| Dataset content |
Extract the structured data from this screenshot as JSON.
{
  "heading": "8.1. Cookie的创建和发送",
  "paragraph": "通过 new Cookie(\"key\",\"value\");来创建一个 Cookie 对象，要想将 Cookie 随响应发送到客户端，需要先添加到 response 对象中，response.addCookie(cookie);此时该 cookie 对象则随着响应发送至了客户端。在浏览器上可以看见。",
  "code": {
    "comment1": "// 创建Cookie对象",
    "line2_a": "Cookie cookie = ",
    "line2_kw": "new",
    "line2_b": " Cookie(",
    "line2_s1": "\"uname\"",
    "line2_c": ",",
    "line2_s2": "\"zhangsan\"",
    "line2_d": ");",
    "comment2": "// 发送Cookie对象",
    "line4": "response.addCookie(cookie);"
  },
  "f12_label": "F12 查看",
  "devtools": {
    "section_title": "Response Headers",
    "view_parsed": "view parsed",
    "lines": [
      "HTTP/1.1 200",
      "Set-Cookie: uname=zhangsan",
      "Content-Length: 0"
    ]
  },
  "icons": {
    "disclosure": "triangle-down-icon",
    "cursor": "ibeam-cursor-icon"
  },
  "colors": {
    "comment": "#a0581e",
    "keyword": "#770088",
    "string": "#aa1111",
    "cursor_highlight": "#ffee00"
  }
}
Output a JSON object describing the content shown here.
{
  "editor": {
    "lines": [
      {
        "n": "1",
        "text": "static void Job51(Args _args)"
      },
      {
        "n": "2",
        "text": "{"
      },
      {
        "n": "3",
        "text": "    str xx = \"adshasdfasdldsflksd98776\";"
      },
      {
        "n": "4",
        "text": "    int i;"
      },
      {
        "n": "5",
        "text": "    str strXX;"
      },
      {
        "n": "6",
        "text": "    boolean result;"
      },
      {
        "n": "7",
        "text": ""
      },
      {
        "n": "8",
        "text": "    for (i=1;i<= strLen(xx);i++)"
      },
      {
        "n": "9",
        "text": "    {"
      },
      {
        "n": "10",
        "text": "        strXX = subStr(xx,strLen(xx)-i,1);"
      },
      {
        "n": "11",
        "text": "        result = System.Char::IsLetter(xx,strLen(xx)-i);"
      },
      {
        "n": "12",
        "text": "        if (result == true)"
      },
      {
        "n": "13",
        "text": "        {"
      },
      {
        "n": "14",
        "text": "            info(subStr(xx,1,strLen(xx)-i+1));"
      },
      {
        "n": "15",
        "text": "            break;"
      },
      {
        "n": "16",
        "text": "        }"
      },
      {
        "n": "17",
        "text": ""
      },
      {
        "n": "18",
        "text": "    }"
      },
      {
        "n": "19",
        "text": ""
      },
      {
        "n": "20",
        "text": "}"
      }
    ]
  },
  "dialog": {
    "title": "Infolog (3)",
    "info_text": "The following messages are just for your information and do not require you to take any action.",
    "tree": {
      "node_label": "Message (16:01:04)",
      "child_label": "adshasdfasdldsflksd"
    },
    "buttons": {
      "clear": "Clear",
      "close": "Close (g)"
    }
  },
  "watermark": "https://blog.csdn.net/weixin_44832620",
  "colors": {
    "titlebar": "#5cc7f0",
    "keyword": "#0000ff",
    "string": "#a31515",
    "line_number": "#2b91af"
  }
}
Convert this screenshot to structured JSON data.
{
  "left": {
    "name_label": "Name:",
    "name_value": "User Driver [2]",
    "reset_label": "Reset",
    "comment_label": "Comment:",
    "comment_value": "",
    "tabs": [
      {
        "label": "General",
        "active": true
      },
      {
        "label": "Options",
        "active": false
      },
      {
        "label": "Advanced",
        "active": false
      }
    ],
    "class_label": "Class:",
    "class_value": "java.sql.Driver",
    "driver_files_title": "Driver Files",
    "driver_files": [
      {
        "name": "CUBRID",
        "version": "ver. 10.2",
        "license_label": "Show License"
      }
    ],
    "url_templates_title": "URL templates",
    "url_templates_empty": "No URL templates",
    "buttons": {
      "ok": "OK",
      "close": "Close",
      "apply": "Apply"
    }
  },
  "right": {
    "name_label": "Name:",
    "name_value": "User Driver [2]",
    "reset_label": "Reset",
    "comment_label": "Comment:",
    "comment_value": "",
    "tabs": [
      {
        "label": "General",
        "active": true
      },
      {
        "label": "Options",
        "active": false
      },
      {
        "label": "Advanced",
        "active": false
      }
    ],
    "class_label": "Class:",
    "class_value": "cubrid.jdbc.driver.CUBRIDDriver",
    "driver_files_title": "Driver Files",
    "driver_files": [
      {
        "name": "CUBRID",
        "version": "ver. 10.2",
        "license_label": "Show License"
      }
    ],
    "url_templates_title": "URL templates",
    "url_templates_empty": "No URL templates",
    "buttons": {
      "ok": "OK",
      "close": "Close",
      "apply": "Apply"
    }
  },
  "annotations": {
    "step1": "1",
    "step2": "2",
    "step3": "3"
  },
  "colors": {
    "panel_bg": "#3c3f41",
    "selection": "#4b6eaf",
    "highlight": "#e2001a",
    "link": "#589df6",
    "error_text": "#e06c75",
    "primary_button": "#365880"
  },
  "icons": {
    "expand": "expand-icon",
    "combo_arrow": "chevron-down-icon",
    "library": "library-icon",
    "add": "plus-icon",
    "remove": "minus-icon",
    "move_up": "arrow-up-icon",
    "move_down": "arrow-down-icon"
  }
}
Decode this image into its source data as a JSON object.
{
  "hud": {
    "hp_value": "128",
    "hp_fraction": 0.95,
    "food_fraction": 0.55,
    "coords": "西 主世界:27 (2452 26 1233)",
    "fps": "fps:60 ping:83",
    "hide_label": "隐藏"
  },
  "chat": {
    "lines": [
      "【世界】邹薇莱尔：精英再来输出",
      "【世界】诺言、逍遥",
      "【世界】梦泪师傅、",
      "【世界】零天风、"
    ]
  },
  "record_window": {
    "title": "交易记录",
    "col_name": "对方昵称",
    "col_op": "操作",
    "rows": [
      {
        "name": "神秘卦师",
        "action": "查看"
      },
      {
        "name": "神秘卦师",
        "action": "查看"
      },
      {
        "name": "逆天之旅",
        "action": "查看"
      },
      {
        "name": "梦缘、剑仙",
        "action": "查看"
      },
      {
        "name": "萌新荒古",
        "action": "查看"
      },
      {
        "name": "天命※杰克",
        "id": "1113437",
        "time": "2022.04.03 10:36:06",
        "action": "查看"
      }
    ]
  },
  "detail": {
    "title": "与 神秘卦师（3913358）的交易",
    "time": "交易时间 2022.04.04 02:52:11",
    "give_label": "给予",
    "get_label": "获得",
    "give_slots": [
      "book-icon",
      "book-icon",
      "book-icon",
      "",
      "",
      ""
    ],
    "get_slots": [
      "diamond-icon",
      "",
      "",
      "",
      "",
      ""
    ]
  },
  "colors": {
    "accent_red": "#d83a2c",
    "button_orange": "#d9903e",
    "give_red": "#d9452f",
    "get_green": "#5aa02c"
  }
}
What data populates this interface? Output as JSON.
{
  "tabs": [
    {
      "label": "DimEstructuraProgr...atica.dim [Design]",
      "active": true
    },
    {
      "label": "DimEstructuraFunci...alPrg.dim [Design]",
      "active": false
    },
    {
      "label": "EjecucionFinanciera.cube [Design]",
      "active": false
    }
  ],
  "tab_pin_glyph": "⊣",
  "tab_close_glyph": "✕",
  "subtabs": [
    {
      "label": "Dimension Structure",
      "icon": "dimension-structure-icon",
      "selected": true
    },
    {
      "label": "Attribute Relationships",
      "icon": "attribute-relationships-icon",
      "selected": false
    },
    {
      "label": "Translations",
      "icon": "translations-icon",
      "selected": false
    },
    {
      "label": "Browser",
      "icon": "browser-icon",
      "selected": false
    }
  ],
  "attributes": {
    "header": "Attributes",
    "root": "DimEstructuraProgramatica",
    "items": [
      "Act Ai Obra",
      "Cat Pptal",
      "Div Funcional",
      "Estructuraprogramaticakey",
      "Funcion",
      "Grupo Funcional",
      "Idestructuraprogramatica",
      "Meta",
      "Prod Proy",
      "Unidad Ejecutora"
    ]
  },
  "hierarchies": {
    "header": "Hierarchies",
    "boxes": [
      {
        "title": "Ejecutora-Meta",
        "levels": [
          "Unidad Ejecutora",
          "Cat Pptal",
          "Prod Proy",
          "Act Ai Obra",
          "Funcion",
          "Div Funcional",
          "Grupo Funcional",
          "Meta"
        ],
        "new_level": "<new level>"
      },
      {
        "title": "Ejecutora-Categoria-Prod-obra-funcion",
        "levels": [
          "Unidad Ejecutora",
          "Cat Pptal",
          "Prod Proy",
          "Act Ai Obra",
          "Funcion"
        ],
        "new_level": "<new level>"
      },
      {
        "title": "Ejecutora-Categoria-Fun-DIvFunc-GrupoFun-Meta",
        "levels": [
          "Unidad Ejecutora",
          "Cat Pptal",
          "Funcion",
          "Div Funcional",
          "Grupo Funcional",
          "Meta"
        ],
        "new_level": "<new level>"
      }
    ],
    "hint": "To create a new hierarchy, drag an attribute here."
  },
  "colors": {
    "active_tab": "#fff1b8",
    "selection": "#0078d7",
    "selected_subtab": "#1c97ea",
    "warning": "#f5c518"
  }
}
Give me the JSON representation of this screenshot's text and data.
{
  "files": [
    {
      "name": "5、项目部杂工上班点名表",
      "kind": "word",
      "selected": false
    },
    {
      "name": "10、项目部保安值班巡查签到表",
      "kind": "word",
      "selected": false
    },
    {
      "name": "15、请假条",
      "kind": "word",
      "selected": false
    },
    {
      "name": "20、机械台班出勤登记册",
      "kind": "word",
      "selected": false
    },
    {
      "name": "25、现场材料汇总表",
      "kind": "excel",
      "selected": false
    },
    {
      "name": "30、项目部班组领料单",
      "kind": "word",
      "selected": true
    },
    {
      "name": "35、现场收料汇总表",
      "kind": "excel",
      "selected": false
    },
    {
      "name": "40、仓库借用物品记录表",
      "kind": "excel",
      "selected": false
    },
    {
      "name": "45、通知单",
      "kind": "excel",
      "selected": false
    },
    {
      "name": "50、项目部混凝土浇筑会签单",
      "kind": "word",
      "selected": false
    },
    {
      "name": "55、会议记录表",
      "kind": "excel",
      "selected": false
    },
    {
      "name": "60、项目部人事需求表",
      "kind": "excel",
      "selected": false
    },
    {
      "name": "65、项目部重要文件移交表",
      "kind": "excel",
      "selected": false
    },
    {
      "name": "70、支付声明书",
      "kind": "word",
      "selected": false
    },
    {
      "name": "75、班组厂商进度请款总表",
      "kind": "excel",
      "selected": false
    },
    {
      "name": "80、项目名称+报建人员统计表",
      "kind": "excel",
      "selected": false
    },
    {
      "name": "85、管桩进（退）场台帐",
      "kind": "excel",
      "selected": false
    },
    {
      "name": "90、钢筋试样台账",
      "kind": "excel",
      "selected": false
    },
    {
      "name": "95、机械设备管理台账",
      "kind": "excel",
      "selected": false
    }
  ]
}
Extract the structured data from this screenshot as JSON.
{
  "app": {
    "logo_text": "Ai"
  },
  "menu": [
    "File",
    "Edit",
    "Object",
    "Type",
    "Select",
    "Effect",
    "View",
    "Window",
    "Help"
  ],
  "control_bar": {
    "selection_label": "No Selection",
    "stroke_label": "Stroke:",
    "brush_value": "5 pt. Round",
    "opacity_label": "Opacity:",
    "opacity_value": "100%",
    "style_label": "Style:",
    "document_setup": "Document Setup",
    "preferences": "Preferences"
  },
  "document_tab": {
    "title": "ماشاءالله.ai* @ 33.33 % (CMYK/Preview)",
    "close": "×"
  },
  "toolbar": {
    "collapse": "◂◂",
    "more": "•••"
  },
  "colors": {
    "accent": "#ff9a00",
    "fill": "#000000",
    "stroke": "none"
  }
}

| Directive |
Copy down every line of the material above that includes the string "this".

| Final result |
Extract the structured data from this screenshot as JSON.
Convert this screenshot to structured JSON data.
Decode this image into its source data as a JSON object.
What data populates this interface? Output as JSON.
Give me the JSON representation of this screenshot's text and data.
Extract the structured data from this screenshot as JSON.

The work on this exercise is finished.